Annotated element entries
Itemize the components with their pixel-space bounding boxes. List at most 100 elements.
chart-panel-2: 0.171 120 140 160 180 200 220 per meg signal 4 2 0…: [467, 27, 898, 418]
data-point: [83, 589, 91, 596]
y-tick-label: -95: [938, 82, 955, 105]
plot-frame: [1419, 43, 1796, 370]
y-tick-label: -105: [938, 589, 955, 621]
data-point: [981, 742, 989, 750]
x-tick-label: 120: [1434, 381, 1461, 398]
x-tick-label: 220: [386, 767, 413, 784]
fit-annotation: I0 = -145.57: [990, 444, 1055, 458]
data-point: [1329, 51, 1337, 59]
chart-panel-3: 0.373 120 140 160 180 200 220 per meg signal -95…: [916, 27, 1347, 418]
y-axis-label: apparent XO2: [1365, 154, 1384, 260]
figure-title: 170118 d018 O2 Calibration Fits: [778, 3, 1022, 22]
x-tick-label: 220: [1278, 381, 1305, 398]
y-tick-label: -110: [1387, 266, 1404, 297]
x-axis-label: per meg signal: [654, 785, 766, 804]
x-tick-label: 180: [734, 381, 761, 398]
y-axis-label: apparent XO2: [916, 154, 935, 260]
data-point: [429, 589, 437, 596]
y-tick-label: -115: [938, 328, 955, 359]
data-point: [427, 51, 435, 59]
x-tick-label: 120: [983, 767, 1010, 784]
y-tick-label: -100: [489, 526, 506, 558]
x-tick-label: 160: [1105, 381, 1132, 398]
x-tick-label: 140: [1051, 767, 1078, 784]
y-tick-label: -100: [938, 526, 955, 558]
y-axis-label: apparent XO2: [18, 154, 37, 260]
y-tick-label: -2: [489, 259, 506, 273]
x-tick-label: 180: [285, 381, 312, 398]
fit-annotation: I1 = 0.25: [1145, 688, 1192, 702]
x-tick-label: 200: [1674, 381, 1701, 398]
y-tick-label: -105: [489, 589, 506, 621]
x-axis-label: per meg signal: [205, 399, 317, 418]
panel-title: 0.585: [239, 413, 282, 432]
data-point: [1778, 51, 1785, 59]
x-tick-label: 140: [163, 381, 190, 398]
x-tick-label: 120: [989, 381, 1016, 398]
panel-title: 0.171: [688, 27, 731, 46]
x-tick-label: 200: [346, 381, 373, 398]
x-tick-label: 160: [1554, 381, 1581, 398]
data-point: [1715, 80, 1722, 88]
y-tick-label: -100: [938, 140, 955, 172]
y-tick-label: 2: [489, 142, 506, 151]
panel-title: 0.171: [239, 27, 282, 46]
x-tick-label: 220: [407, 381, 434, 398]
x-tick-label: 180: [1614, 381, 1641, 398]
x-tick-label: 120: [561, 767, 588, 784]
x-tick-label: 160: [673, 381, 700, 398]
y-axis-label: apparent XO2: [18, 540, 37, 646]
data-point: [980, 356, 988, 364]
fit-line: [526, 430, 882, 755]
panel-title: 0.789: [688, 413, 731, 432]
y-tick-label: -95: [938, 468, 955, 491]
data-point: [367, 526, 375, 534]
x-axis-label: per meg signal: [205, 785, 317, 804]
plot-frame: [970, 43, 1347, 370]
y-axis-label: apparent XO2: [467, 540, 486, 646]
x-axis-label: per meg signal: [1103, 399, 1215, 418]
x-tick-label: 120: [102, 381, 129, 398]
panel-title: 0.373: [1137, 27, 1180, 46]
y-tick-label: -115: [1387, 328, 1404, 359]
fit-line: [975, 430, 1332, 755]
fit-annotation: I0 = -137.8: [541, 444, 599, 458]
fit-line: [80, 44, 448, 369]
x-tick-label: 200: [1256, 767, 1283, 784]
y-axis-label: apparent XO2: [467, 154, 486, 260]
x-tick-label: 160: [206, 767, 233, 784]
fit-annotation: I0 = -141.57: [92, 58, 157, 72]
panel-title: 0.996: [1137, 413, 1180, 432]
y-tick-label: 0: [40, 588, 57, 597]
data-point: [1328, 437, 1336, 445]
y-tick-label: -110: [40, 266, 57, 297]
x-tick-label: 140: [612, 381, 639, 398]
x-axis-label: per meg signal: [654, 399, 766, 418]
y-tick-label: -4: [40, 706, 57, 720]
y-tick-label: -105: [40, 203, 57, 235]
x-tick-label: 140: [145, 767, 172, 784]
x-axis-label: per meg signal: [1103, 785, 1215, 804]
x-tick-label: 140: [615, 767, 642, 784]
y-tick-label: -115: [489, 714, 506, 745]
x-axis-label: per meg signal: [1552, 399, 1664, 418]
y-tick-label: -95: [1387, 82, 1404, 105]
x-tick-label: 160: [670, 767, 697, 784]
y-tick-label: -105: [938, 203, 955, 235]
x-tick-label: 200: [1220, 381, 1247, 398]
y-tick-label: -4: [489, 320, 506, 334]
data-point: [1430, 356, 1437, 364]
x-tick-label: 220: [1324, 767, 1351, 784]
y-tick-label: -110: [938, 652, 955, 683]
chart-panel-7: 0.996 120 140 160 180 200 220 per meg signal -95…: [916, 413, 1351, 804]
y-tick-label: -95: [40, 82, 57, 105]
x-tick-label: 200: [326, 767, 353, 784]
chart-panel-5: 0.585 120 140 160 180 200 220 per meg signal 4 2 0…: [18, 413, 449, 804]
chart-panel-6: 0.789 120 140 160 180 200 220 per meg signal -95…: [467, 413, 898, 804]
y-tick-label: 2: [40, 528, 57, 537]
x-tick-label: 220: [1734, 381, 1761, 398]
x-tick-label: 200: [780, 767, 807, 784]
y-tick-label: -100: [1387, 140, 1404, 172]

▶ _Written request_
Render every one of these lines as a Markdown table with the columns "No." and "Line", numbering the rows in order and omitting blank lines.

▶ _Final result_
| No. | Line |
|---|---|
| 1 | Itemize the components with their pixel-space bounding boxes. List at most 100 elements. |
| 2 | chart-panel-2: 0.171 120 140 160 180 200 220 per meg signal 4 2 0…: [467, 27, 898, 418] |
| 3 | data-point: [83, 589, 91, 596] |
| 4 | y-tick-label: -95: [938, 82, 955, 105] |
| 5 | plot-frame: [1419, 43, 1796, 370] |
| 6 | y-tick-label: -105: [938, 589, 955, 621] |
| 7 | data-point: [981, 742, 989, 750] |
| 8 | x-tick-label: 120: [1434, 381, 1461, 398] |
| 9 | x-tick-label: 220: [386, 767, 413, 784] |
| 10 | fit-annotation: I0 = -145.57: [990, 444, 1055, 458] |
| 11 | data-point: [1329, 51, 1337, 59] |
| 12 | chart-panel-3: 0.373 120 140 160 180 200 220 per meg signal -95…: [916, 27, 1347, 418] |
| 13 | y-axis-label: apparent XO2: [1365, 154, 1384, 260] |
| 14 | figure-title: 170118 d018 O2 Calibration Fits: [778, 3, 1022, 22] |
| 15 | x-tick-label: 220: [1278, 381, 1305, 398] |
| 16 | y-tick-label: -110: [1387, 266, 1404, 297] |
| 17 | x-axis-label: per meg signal: [654, 785, 766, 804] |
| 18 | x-tick-label: 180: [734, 381, 761, 398] |
| 19 | y-axis-label: apparent XO2: [916, 154, 935, 260] |
| 20 | data-point: [429, 589, 437, 596] |
| 21 | y-tick-label: -115: [938, 328, 955, 359] |
| 22 | data-point: [427, 51, 435, 59] |
| 23 | x-tick-label: 120: [983, 767, 1010, 784] |
| 24 | y-tick-label: -100: [489, 526, 506, 558] |
| 25 | x-tick-label: 160: [1105, 381, 1132, 398] |
| 26 | x-tick-label: 140: [1051, 767, 1078, 784] |
| 27 | y-tick-label: -100: [938, 526, 955, 558] |
| 28 | y-axis-label: apparent XO2: [18, 154, 37, 260] |
| 29 | y-tick-label: -2: [489, 259, 506, 273] |
| 30 | x-tick-label: 180: [285, 381, 312, 398] |
| 31 | fit-annotation: I1 = 0.25: [1145, 688, 1192, 702] |
| 32 | x-tick-label: 200: [1674, 381, 1701, 398] |
| 33 | y-tick-label: -105: [489, 589, 506, 621] |
| 34 | x-axis-label: per meg signal: [205, 399, 317, 418] |
| 35 | panel-title: 0.585: [239, 413, 282, 432] |
| 36 | data-point: [1778, 51, 1785, 59] |
| 37 | x-tick-label: 140: [163, 381, 190, 398] |
| 38 | x-tick-label: 120: [989, 381, 1016, 398] |
| 39 | panel-title: 0.171: [688, 27, 731, 46] |
| 40 | x-tick-label: 200: [346, 381, 373, 398] |
| 41 | x-tick-label: 160: [1554, 381, 1581, 398] |
| 42 | data-point: [1715, 80, 1722, 88] |
| 43 | y-tick-label: -100: [938, 140, 955, 172] |
| 44 | y-tick-label: 2: [489, 142, 506, 151] |
| 45 | panel-title: 0.171: [239, 27, 282, 46] |
| 46 | x-tick-label: 220: [407, 381, 434, 398] |
| 47 | x-tick-label: 180: [1614, 381, 1641, 398] |
| 48 | x-tick-label: 120: [561, 767, 588, 784] |
| 49 | x-tick-label: 160: [673, 381, 700, 398] |
| 50 | y-axis-label: apparent XO2: [18, 540, 37, 646] |
| 51 | data-point: [980, 356, 988, 364] |
| 52 | fit-line: [526, 430, 882, 755] |
| 53 | panel-title: 0.789: [688, 413, 731, 432] |
| 54 | y-tick-label: -95: [938, 468, 955, 491] |
| 55 | data-point: [367, 526, 375, 534] |
| 56 | x-axis-label: per meg signal: [205, 785, 317, 804] |
| 57 | plot-frame: [970, 43, 1347, 370] |
| 58 | y-axis-label: apparent XO2: [467, 540, 486, 646] |
| 59 | x-axis-label: per meg signal: [1103, 399, 1215, 418] |
| 60 | x-tick-label: 120: [102, 381, 129, 398] |
| 61 | panel-title: 0.373: [1137, 27, 1180, 46] |
| 62 | y-tick-label: -115: [1387, 328, 1404, 359] |
| 63 | fit-line: [975, 430, 1332, 755] |
| 64 | fit-annotation: I0 = -137.8: [541, 444, 599, 458] |
| 65 | fit-line: [80, 44, 448, 369] |
| 66 | x-tick-label: 200: [1256, 767, 1283, 784] |
| 67 | y-axis-label: apparent XO2: [467, 154, 486, 260] |
| 68 | x-tick-label: 160: [206, 767, 233, 784] |
| 69 | fit-annotation: I0 = -141.57: [92, 58, 157, 72] |
| 70 | panel-title: 0.996: [1137, 413, 1180, 432] |
| 71 | y-tick-label: 0: [40, 588, 57, 597] |
| 72 | data-point: [1328, 437, 1336, 445] |
| 73 | y-tick-label: -110: [40, 266, 57, 297] |
| 74 | x-tick-label: 140: [612, 381, 639, 398] |
| 75 | x-axis-label: per meg signal: [654, 399, 766, 418] |
| 76 | y-tick-label: -4: [40, 706, 57, 720] |
| 77 | y-tick-label: -105: [40, 203, 57, 235] |
| 78 | x-tick-label: 140: [145, 767, 172, 784] |
| 79 | x-axis-label: per meg signal: [1103, 785, 1215, 804] |
| 80 | x-tick-label: 140: [615, 767, 642, 784] |
| 81 | y-tick-label: -115: [489, 714, 506, 745] |
| 82 | x-axis-label: per meg signal: [1552, 399, 1664, 418] |
| 83 | y-tick-label: -95: [1387, 82, 1404, 105] |
| 84 | x-tick-label: 160: [670, 767, 697, 784] |
| 85 | y-tick-label: -105: [938, 203, 955, 235] |
| 86 | x-tick-label: 200: [1220, 381, 1247, 398] |
| 87 | y-tick-label: -4: [489, 320, 506, 334] |
| 88 | data-point: [1430, 356, 1437, 364] |
| 89 | x-tick-label: 220: [1324, 767, 1351, 784] |
| 90 | y-tick-label: -110: [938, 652, 955, 683] |
| 91 | chart-panel-7: 0.996 120 140 160 180 200 220 per meg signal -95…: [916, 413, 1351, 804] |
| 92 | y-tick-label: -95: [40, 82, 57, 105] |
| 93 | x-tick-label: 200: [326, 767, 353, 784] |
| 94 | chart-panel-5: 0.585 120 140 160 180 200 220 per meg signal 4 2 0…: [18, 413, 449, 804] |
| 95 | chart-panel-6: 0.789 120 140 160 180 200 220 per meg signal -95…: [467, 413, 898, 804] |
| 96 | y-tick-label: 2: [40, 528, 57, 537] |
| 97 | x-tick-label: 220: [1734, 381, 1761, 398] |
| 98 | x-tick-label: 200: [780, 767, 807, 784] |
| 99 | y-tick-label: -100: [1387, 140, 1404, 172] |